» **Job**: Below, find each line holding "examples" and state how many there are, using the number alone.

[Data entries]
:::::

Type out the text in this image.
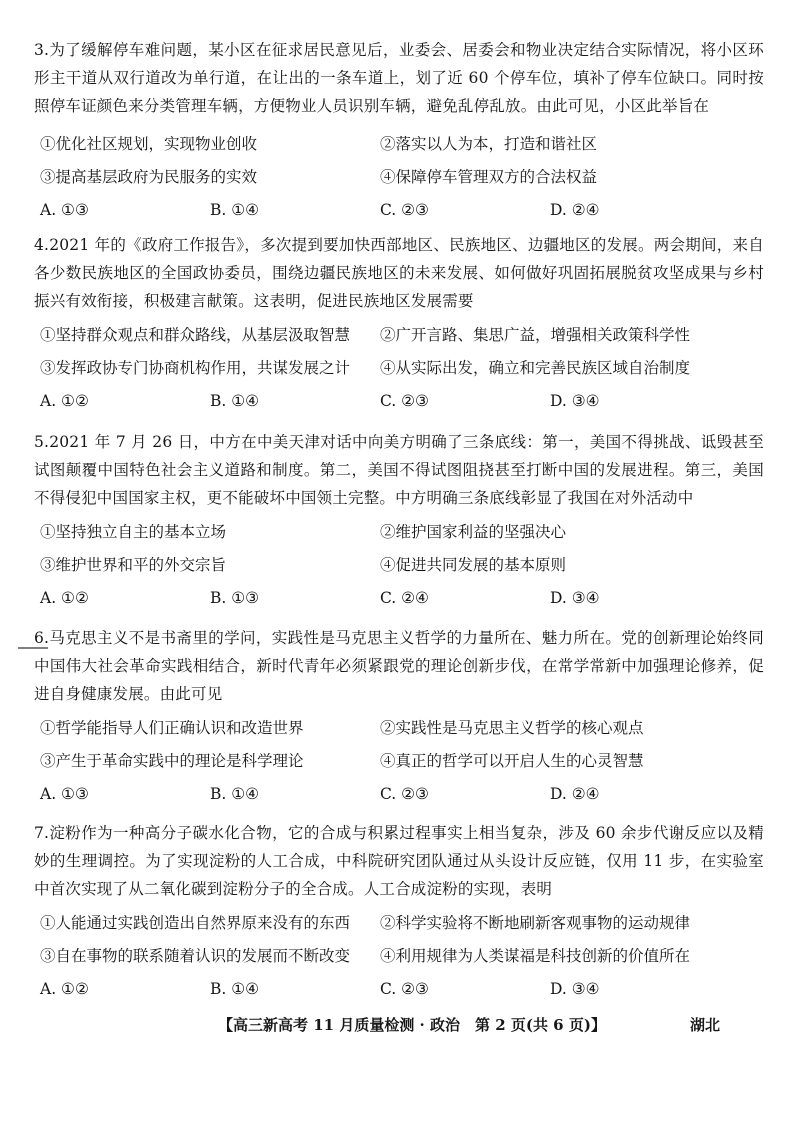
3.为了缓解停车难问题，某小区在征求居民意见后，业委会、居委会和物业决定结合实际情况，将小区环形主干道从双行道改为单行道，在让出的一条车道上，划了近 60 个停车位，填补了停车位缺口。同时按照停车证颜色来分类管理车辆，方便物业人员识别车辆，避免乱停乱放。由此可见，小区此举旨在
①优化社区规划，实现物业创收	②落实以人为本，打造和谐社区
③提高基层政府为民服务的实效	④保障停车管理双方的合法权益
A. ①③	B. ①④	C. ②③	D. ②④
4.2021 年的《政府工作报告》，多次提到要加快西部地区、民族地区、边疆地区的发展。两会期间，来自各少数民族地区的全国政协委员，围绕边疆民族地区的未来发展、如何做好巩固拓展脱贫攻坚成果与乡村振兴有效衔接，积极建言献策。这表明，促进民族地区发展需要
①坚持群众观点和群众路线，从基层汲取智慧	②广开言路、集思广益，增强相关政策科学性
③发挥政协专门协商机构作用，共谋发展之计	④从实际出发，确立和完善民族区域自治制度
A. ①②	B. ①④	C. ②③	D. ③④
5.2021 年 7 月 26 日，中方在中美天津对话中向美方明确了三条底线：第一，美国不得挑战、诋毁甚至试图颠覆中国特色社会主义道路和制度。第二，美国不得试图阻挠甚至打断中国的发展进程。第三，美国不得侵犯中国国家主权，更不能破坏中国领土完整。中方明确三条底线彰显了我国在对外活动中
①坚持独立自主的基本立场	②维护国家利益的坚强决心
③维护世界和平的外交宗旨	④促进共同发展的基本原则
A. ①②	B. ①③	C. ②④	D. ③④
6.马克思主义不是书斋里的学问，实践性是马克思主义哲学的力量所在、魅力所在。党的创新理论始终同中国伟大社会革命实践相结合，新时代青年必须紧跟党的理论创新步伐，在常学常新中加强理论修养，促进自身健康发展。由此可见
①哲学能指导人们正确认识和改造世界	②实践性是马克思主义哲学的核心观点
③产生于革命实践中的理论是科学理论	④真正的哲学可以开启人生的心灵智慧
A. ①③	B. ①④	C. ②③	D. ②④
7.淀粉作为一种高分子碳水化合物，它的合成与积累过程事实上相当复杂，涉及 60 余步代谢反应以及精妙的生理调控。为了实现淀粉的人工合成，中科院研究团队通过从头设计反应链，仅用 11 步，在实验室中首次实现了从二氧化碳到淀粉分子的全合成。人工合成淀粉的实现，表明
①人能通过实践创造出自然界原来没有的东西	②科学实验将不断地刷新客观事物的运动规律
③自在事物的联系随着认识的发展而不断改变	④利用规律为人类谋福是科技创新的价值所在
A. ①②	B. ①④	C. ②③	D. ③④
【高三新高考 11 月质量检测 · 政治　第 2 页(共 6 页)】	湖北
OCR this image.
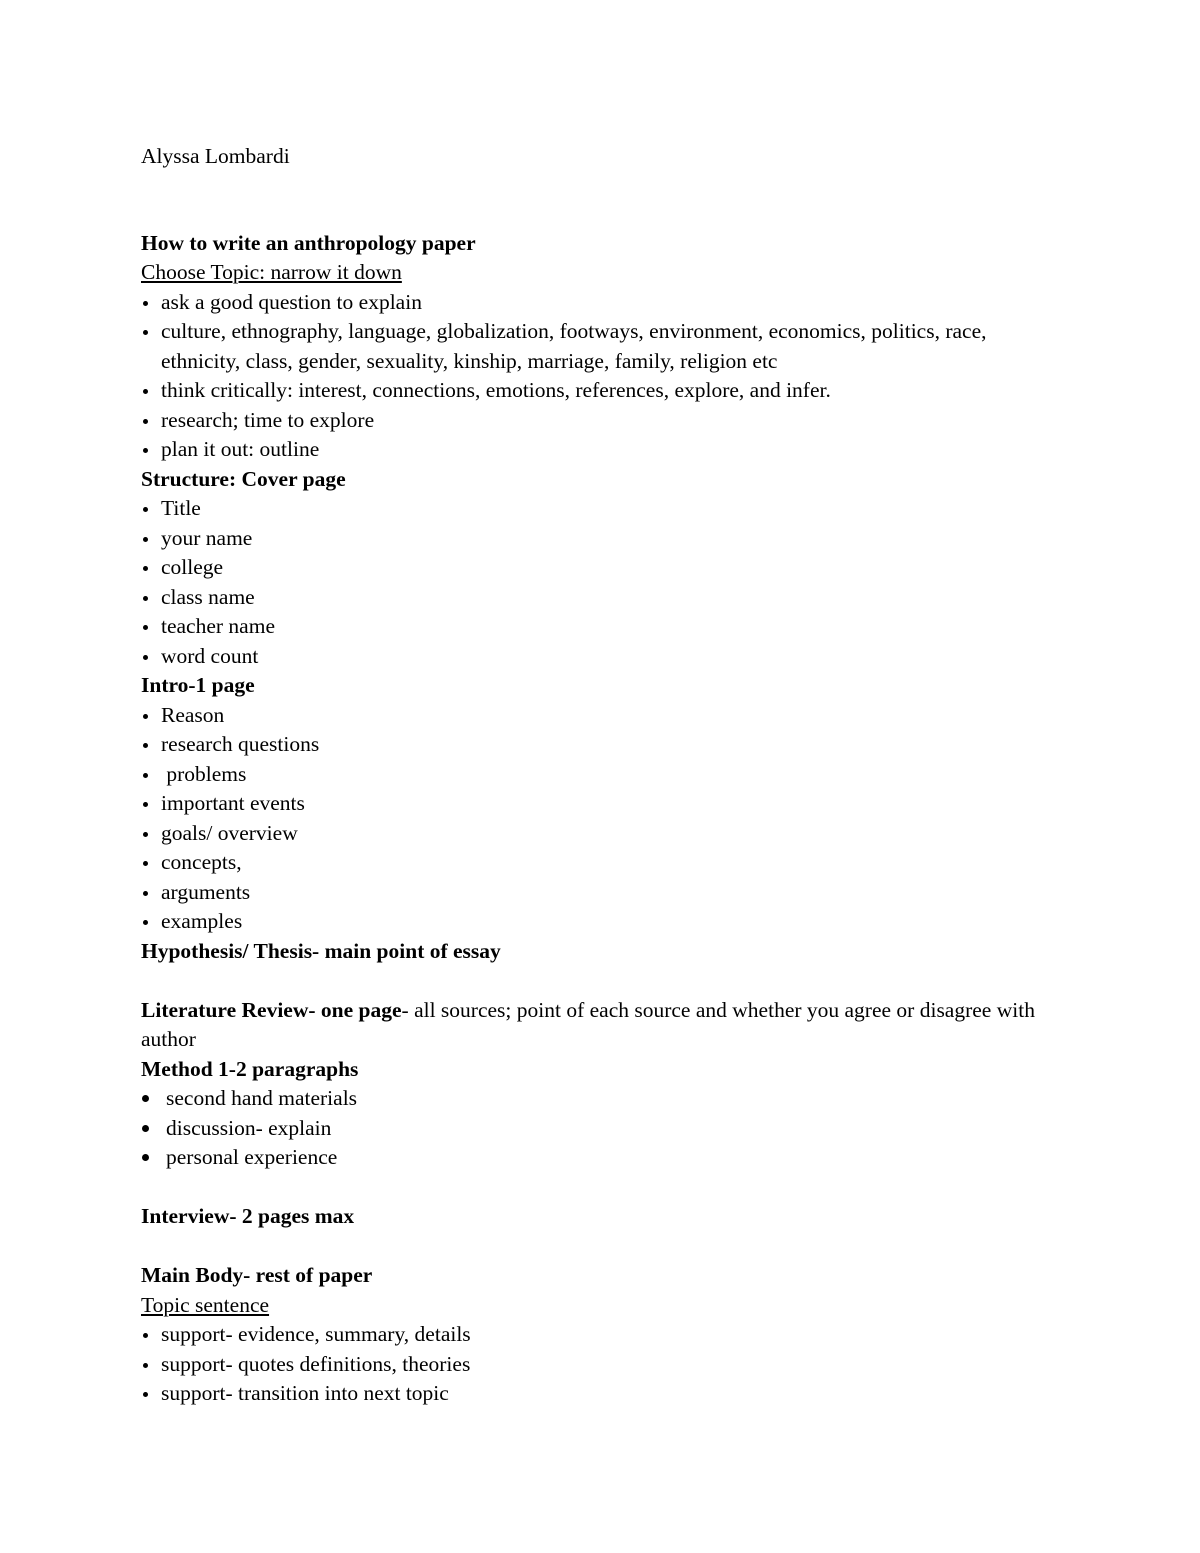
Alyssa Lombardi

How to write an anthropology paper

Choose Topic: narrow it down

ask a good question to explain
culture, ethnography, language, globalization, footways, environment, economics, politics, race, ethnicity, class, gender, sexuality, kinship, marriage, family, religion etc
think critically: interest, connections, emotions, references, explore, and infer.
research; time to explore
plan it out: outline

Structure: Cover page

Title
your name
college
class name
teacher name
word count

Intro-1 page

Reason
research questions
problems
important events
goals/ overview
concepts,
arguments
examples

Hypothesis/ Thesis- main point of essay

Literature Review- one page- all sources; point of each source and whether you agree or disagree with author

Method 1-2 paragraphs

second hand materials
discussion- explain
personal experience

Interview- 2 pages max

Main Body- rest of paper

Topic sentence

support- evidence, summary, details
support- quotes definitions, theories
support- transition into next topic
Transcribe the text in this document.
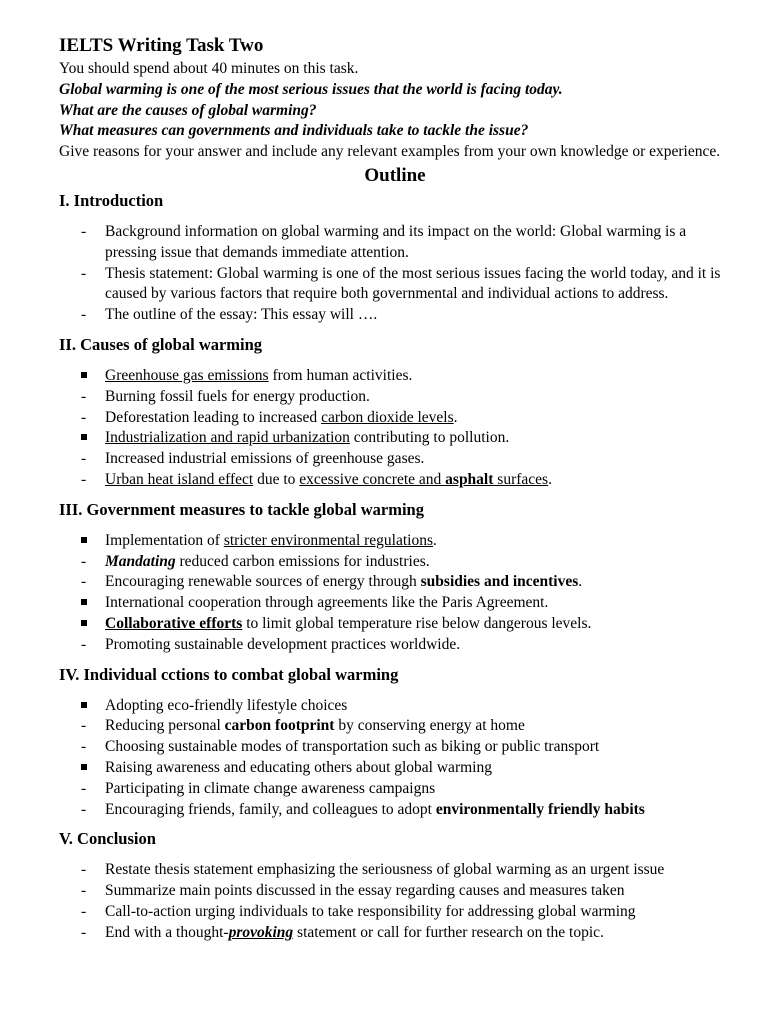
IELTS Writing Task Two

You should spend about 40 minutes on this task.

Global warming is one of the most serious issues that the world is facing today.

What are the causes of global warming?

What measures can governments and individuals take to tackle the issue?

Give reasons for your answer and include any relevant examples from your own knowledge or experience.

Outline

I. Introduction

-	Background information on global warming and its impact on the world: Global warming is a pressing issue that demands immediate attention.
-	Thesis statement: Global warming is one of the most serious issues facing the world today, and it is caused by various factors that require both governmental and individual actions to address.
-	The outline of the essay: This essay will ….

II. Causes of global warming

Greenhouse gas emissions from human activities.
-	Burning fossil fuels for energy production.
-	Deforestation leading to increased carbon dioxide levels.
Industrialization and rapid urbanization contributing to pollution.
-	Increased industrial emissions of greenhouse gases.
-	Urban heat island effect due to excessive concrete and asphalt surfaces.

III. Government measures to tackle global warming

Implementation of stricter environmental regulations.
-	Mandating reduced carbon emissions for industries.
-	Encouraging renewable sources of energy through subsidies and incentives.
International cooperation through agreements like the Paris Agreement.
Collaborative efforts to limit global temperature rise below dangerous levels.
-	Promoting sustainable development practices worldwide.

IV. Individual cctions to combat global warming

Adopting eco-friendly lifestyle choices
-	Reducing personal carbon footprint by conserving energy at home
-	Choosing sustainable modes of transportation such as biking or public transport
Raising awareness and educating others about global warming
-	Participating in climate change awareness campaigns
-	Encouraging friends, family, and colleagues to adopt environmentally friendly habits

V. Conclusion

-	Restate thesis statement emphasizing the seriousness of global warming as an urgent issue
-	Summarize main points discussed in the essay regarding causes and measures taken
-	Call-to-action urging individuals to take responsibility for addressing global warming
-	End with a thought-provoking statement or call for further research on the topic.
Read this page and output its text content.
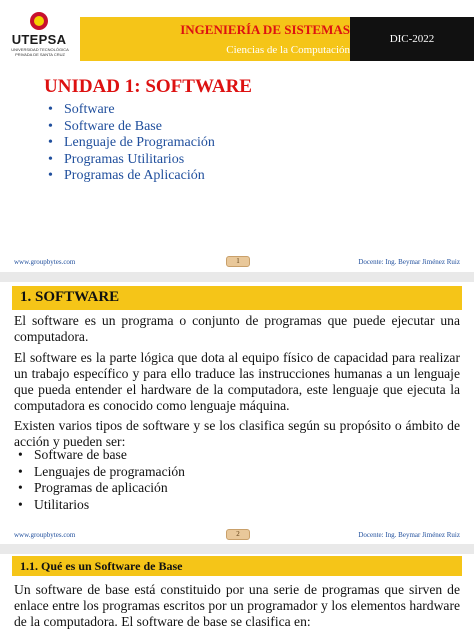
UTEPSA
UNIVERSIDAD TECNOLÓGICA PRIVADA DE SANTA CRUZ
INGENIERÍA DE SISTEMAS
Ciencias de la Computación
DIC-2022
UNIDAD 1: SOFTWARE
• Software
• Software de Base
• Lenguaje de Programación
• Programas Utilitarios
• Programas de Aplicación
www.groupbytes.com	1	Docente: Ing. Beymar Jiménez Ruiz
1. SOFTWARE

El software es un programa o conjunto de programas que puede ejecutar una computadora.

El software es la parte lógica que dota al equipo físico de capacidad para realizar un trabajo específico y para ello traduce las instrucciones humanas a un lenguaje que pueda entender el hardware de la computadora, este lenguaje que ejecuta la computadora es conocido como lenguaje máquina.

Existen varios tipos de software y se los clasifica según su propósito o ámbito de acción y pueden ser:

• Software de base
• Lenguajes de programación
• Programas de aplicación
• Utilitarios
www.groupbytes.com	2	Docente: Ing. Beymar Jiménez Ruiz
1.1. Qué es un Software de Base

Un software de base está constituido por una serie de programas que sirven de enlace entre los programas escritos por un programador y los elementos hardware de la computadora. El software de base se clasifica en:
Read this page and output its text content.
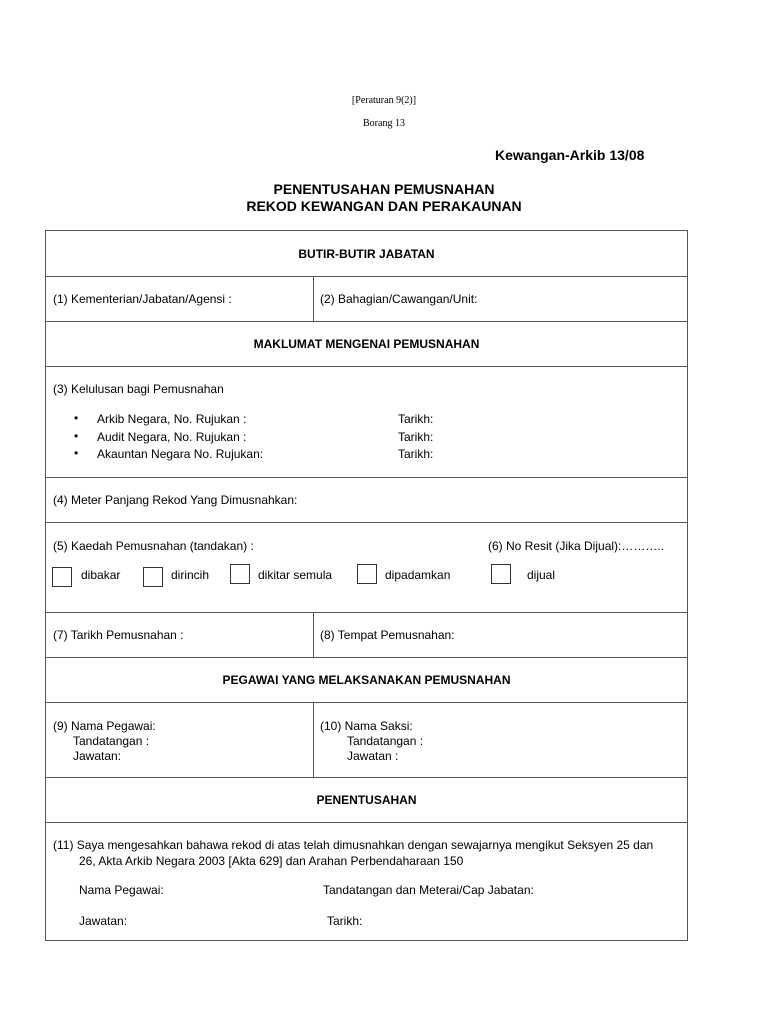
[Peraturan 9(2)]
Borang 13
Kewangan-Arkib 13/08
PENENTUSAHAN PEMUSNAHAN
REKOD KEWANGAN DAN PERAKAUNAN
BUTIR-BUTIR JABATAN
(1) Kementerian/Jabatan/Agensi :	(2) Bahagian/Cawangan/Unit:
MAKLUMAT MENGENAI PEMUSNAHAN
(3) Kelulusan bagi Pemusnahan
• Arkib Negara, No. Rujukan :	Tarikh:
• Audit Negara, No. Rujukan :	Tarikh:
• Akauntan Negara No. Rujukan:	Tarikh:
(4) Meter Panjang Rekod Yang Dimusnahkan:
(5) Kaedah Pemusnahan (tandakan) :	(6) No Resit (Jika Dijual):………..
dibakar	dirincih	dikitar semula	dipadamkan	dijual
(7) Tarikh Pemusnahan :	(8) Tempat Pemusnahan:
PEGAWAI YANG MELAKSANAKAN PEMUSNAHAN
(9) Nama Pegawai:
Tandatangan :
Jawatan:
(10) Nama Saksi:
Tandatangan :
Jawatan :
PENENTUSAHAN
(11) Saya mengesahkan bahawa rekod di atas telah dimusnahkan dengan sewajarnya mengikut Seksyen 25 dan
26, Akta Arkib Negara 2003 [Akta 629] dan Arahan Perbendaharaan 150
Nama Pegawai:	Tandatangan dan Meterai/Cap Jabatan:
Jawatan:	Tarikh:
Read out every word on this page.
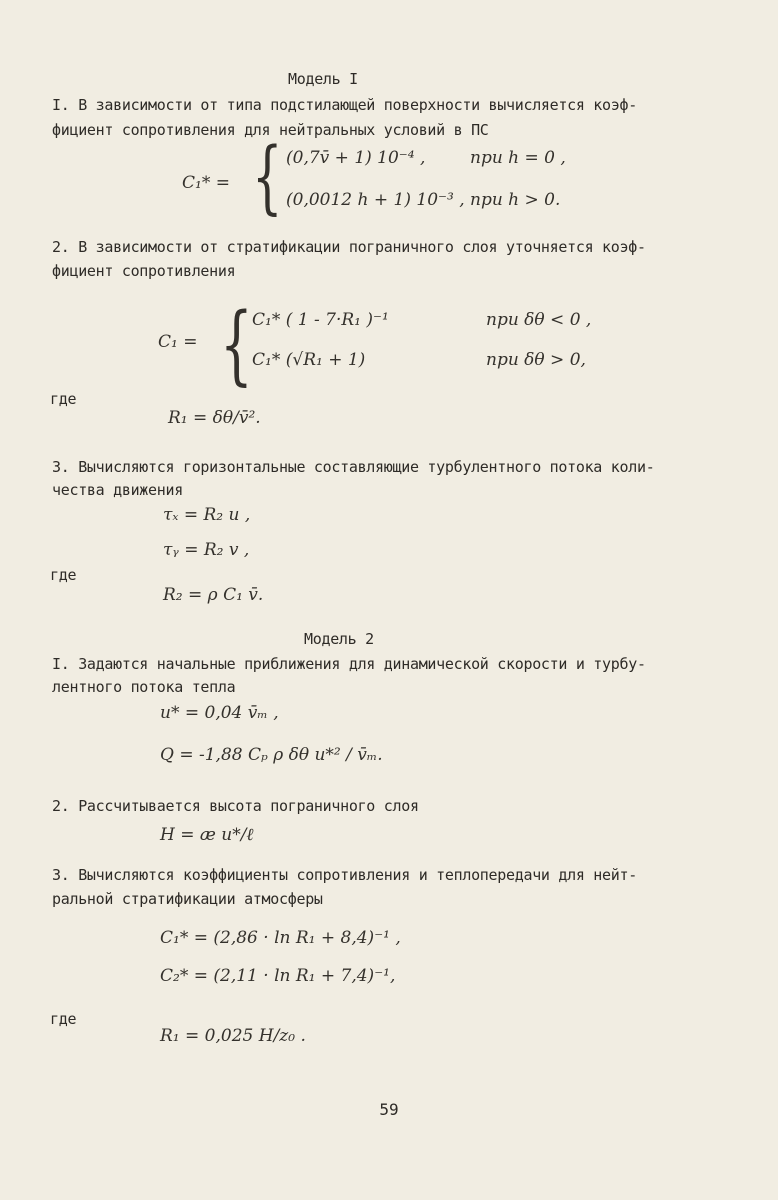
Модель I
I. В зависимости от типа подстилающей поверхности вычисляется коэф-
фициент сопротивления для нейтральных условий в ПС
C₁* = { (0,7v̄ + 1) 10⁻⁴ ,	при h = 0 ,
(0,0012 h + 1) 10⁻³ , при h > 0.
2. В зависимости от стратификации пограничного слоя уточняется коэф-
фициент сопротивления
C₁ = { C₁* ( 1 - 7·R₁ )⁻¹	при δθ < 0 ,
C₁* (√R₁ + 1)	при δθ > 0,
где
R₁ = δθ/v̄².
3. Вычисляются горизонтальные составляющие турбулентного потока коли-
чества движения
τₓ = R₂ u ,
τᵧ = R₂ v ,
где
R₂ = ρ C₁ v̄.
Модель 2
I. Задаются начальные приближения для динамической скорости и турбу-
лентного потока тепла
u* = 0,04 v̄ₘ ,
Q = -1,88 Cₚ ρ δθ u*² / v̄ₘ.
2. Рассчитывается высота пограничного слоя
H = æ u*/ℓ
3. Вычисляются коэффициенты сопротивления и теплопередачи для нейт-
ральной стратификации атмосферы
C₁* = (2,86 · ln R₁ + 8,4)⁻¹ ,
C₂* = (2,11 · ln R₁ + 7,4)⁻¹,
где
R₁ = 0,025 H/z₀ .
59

:::::

» **Complete answer**: 2